>> Start DATA SHOWN

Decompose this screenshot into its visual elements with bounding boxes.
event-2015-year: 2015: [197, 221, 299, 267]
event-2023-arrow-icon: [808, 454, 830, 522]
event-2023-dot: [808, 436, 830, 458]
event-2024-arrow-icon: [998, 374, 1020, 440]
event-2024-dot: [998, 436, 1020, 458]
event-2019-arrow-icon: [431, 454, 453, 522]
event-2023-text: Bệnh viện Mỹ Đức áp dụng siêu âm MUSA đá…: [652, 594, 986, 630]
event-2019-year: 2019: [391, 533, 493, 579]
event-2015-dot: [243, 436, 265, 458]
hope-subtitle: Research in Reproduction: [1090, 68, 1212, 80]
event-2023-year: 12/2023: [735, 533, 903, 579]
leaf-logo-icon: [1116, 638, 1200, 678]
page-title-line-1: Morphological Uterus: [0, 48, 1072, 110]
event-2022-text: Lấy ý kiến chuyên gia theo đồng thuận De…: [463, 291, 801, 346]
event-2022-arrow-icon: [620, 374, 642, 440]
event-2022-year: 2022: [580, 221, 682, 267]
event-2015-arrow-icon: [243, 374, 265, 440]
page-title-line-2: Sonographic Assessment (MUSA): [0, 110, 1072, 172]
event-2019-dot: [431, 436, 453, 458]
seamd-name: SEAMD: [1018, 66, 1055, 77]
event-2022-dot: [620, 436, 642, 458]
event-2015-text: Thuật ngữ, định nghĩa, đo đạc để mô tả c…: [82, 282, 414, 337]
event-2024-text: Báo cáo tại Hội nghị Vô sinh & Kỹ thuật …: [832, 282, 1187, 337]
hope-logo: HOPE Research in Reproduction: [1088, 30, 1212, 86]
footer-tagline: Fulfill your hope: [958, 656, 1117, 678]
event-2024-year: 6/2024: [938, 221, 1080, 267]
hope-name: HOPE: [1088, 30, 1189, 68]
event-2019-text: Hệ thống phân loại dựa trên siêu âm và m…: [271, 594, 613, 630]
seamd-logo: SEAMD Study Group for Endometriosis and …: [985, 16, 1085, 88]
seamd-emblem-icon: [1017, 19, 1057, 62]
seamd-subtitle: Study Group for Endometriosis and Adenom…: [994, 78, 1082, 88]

>> End DATA SHOWN
>> Start DATA SHOWN

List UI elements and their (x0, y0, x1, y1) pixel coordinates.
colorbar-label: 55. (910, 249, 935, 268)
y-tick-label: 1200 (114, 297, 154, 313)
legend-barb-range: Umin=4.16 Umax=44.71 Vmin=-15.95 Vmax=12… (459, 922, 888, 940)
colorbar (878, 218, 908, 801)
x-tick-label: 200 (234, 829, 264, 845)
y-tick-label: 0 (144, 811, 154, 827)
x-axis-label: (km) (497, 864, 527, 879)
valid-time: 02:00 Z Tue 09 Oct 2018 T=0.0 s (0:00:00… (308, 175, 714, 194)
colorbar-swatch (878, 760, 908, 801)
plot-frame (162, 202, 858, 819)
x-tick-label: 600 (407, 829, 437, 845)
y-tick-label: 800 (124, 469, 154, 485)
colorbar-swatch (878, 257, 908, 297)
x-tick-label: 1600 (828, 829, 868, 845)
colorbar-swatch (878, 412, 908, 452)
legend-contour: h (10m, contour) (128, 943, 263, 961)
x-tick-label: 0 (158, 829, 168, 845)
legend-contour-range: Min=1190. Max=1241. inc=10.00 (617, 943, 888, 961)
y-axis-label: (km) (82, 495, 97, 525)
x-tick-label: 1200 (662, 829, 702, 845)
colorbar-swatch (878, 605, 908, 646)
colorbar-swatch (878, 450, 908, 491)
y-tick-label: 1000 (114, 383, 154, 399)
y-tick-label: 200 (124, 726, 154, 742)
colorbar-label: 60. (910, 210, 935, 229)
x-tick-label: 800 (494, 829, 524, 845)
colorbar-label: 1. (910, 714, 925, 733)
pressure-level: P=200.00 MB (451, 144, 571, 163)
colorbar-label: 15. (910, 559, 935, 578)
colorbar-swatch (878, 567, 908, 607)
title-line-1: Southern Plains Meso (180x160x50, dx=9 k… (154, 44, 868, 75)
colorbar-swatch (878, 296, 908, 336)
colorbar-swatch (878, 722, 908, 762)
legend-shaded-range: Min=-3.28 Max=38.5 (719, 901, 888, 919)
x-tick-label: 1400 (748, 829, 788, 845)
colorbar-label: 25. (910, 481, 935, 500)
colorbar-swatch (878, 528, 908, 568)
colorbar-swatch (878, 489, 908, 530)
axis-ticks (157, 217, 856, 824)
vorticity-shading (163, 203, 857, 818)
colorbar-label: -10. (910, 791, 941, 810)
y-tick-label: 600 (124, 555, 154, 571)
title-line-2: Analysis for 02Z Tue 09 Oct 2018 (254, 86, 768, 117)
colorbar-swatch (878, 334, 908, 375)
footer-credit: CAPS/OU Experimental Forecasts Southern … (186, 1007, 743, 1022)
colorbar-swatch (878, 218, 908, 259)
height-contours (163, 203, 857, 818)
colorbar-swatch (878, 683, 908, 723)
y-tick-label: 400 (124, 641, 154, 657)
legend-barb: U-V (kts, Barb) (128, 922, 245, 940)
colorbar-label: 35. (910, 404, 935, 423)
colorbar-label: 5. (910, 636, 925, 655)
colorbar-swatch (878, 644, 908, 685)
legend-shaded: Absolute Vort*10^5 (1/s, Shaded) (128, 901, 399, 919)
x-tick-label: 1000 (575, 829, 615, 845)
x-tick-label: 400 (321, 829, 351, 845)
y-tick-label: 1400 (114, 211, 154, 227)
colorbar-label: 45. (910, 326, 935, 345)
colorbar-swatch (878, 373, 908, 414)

>> End DATA SHOWN

[DIRECTIVE] Copy the records word for word, beginning at the line that contains "Decompose this screenshot" and ending after the line that contains "seamd-emblem-icon: [1017, 19, 1057, 62]".

[THE RESPONSE]
Decompose this screenshot into its visual elements with bounding boxes.
event-2015-year: 2015: [197, 221, 299, 267]
event-2023-arrow-icon: [808, 454, 830, 522]
event-2023-dot: [808, 436, 830, 458]
event-2024-arrow-icon: [998, 374, 1020, 440]
event-2024-dot: [998, 436, 1020, 458]
event-2019-arrow-icon: [431, 454, 453, 522]
event-2023-text: Bệnh viện Mỹ Đức áp dụng siêu âm MUSA đá…: [652, 594, 986, 630]
event-2019-year: 2019: [391, 533, 493, 579]
event-2015-dot: [243, 436, 265, 458]
hope-subtitle: Research in Reproduction: [1090, 68, 1212, 80]
event-2023-year: 12/2023: [735, 533, 903, 579]
leaf-logo-icon: [1116, 638, 1200, 678]
page-title-line-1: Morphological Uterus: [0, 48, 1072, 110]
event-2022-text: Lấy ý kiến chuyên gia theo đồng thuận De…: [463, 291, 801, 346]
event-2022-arrow-icon: [620, 374, 642, 440]
event-2022-year: 2022: [580, 221, 682, 267]
event-2015-arrow-icon: [243, 374, 265, 440]
page-title-line-2: Sonographic Assessment (MUSA): [0, 110, 1072, 172]
event-2019-dot: [431, 436, 453, 458]
seamd-name: SEAMD: [1018, 66, 1055, 77]
event-2022-dot: [620, 436, 642, 458]
event-2015-text: Thuật ngữ, định nghĩa, đo đạc để mô tả c…: [82, 282, 414, 337]
event-2024-text: Báo cáo tại Hội nghị Vô sinh & Kỹ thuật …: [832, 282, 1187, 337]
hope-logo: HOPE Research in Reproduction: [1088, 30, 1212, 86]
footer-tagline: Fulfill your hope: [958, 656, 1117, 678]
event-2024-year: 6/2024: [938, 221, 1080, 267]
hope-name: HOPE: [1088, 30, 1189, 68]
event-2019-text: Hệ thống phân loại dựa trên siêu âm và m…: [271, 594, 613, 630]
seamd-logo: SEAMD Study Group for Endometriosis and …: [985, 16, 1085, 88]
seamd-emblem-icon: [1017, 19, 1057, 62]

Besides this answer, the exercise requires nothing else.